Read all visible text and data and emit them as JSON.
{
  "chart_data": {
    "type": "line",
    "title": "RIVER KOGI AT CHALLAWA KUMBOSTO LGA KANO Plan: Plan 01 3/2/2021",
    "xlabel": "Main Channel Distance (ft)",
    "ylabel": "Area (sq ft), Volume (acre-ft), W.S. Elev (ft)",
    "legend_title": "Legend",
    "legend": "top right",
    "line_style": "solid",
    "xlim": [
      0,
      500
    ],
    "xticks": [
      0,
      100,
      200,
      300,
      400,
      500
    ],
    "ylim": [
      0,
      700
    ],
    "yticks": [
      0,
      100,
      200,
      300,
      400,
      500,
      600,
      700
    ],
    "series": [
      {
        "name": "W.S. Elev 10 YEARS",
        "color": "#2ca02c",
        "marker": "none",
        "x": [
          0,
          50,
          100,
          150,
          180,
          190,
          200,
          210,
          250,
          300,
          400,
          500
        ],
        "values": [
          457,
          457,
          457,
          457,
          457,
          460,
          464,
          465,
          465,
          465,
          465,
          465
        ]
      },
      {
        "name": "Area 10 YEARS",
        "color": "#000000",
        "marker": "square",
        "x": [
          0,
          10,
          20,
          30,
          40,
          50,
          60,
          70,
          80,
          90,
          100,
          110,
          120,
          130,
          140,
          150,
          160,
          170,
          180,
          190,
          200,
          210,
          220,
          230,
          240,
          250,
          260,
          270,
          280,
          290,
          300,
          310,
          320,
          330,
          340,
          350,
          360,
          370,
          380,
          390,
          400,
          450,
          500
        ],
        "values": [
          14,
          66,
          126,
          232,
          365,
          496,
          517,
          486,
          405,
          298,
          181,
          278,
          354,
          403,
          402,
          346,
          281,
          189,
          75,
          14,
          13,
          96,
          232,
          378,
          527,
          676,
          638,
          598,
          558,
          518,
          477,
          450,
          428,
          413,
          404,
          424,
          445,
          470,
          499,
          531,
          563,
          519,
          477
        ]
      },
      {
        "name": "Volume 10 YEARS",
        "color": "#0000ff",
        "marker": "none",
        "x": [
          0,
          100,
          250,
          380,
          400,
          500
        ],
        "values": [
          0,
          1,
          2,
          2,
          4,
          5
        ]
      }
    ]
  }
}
-.-.-
What to do: All lines above with "color" in them should be returned.

Output of the exercise:
        "color": "#2ca02c",
        "color": "#000000",
        "color": "#0000ff",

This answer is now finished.